REQUIREMENT A: In the Kubernetes pod debugging guide, what should be verified when a pod is in the ImagePullBackOff state?
REQUIREMENT B: Write the next part of the Kubernetes pod debugging guide, picking up after its final line.

EXCERPT:
== Segment start ==
Debug a failing or unhealthy Kubernetes pod by analyzing events, logs, and configuration.

Claude Code Knowledge Pack7/10/2026

Overview

Debug a failing or unhealthy Kubernetes pod by analyzing events, logs, and configuration.

Steps

  1. Get pod status: kubectl get pod <name> -n <namespace> -o wide.
  2. Describe the pod for events and conditions: kubectl describe pod <name> -n <namespace>.
  3. Analyze the pod state:
    • Pending: Check node resources, scheduling constraints, PVC binding.
    • CrashLoopBackOff: Check container logs for startup errors.
    • ImagePullBackOff: Verify image name, tag, and registry credentials.
    • OOMKilled: Check memory limits vs actual usage.
    • Running but unhealthy: Check probe configuration and endpoints.
  4. Fetch container logs: kubectl logs <pod> -n <ns> --previous for crash logs.
  5. Check resource usage: kubectl top pod <name> -n <namespace>.
  6. Verify configuration:
    • ConfigMaps and Secrets are mounted correctly.
    • Environment variables are set.
== Segment end ==
STUDY MATERIAL:
== Segment start ==
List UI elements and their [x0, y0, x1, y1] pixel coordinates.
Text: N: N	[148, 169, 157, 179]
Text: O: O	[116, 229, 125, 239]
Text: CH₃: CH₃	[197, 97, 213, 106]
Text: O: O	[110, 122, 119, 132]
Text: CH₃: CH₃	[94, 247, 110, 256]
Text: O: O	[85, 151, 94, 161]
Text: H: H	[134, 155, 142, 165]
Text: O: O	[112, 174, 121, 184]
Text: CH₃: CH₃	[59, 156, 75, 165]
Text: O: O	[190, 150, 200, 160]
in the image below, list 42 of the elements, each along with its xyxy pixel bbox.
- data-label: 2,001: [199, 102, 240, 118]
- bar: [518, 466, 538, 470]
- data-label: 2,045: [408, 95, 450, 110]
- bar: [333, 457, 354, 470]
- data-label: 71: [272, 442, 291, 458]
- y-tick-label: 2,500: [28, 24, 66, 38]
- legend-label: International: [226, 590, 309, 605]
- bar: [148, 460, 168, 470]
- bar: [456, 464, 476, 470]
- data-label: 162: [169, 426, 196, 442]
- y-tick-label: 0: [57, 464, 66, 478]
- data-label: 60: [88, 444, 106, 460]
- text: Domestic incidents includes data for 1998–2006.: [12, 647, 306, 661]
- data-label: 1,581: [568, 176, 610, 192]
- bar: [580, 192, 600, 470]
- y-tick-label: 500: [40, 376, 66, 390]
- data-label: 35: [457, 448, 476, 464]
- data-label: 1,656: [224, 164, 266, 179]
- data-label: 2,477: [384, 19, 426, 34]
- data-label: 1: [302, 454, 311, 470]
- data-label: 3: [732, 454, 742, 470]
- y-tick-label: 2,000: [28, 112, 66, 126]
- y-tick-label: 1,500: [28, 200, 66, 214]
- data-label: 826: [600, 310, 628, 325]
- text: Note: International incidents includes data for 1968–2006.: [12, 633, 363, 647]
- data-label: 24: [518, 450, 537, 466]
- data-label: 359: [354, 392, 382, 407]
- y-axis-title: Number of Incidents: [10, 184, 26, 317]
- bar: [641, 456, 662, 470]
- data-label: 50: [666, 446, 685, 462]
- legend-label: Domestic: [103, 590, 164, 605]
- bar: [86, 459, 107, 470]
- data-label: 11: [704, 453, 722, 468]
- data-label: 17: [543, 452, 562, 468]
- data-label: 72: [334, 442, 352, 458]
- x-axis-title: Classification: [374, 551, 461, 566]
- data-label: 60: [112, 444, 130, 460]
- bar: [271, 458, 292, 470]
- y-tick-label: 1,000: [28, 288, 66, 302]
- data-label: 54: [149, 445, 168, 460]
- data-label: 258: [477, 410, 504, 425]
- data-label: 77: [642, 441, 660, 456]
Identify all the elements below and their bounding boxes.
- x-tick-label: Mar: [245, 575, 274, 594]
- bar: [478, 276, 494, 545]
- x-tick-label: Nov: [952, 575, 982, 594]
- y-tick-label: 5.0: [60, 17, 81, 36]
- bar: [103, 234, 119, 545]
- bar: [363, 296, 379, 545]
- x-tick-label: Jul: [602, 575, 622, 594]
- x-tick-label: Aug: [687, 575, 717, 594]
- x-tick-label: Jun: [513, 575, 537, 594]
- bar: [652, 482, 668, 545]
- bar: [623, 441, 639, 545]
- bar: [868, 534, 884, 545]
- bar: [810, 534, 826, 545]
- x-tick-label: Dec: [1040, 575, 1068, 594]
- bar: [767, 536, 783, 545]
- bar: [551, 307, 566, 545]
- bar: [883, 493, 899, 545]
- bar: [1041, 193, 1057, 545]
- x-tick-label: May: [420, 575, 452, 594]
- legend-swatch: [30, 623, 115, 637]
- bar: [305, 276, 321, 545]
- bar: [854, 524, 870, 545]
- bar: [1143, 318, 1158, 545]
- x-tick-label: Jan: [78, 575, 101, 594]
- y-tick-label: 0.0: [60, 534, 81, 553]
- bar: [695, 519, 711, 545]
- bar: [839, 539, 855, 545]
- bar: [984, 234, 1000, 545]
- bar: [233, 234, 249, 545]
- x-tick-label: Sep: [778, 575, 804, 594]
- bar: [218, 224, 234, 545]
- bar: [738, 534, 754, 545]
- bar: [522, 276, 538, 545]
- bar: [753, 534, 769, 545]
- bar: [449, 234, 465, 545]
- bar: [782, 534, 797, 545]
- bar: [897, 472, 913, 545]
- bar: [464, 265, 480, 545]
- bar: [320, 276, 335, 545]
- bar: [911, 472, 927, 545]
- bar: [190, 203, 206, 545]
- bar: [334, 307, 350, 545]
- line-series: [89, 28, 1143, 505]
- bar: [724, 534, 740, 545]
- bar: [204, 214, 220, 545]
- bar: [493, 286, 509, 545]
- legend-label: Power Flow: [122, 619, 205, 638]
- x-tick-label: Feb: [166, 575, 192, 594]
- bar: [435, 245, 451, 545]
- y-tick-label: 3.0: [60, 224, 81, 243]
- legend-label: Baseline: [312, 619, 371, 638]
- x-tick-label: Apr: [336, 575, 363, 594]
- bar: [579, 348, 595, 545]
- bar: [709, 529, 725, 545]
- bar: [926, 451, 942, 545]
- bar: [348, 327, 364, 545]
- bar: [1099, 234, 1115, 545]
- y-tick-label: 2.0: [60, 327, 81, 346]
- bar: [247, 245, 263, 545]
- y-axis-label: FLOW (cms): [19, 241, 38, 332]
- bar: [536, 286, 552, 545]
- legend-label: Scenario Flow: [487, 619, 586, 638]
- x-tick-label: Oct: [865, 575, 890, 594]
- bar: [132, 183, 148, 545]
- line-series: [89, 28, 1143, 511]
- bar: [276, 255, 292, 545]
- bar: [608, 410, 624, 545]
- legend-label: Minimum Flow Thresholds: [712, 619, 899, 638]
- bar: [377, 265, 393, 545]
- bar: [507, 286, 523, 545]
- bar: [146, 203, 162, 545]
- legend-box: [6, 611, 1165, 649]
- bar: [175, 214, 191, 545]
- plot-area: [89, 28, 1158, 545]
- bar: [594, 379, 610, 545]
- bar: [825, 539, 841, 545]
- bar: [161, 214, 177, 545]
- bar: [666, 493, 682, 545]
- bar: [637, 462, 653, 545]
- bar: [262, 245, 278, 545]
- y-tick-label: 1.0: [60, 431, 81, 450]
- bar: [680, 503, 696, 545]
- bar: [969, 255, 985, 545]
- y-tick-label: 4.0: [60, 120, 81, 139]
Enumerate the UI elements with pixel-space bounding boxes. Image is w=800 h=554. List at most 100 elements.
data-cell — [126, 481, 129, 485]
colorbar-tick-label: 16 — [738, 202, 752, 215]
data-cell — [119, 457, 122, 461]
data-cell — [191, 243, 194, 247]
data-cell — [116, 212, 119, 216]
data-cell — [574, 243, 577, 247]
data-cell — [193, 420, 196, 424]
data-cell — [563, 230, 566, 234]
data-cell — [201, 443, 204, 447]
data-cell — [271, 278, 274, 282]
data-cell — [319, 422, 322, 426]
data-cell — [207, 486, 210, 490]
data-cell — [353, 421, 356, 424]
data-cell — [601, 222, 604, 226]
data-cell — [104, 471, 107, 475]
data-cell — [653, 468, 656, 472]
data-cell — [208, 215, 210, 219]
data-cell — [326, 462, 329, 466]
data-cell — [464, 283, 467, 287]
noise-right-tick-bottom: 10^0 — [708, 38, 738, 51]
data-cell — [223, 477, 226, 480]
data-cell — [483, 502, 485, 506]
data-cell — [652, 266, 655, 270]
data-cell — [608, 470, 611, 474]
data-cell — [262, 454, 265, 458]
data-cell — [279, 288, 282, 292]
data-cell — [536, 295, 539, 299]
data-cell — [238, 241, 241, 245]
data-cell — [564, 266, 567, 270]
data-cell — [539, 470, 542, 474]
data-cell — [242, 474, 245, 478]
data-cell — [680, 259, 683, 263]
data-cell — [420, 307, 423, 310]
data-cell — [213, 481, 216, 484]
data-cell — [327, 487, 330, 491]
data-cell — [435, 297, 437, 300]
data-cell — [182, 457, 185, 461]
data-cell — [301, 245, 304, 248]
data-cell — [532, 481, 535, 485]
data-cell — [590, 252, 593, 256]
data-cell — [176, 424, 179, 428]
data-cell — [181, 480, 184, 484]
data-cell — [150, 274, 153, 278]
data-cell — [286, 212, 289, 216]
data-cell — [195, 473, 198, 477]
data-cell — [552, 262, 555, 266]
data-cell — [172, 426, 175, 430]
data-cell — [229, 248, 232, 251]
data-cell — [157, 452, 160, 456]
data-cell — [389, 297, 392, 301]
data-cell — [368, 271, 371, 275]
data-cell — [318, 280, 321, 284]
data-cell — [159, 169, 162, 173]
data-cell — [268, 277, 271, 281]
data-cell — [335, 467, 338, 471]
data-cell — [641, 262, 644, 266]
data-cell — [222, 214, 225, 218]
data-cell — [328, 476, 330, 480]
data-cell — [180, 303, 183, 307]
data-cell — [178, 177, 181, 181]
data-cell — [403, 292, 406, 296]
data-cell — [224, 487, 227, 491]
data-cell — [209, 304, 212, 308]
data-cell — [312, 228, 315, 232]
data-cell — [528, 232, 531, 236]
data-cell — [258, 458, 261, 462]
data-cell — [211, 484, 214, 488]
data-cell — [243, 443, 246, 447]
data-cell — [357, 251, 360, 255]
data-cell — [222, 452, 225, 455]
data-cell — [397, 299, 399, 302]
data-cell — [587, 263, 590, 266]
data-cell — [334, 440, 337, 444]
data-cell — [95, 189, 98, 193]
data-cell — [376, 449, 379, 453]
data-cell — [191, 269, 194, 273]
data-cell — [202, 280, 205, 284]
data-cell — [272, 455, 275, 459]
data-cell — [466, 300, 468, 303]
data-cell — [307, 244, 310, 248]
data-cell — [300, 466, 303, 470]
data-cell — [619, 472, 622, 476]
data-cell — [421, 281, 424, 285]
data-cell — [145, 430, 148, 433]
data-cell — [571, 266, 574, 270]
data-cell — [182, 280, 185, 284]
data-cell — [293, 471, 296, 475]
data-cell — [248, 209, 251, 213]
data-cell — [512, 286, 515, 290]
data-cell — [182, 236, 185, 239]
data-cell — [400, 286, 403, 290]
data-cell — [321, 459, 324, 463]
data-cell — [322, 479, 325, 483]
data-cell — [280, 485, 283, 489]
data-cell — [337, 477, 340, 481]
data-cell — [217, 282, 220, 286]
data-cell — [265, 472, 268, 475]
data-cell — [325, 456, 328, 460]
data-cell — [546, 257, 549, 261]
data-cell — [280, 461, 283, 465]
== Segment end ==
ANSWER BOX A: The image name, tag, and registry credentials.

ANSWER BOX B:
    • Service account has required permissions.
  7. Suggest fixes based on the diagnosis.

Format

Pod: <name> in <namespace>
Status: <status>
Restarts: <count>
Node: <node-name>

Diagnosis:
  Root cause: <description>
  Evidence: <log lines or events>

Fix:
  1. <action to take>
  2. <verification command>

Rules

  • Always check events first; they often reveal the root cause immediately.
  • Fetch logs from the previous container instance for crash analysis.
  • Check node-level issues if multiple pods on the same node are affected.
  • Verify DNS resolution if the pod cannot reach other services.
  • Check RBAC permissions if the pod gets authorization errors.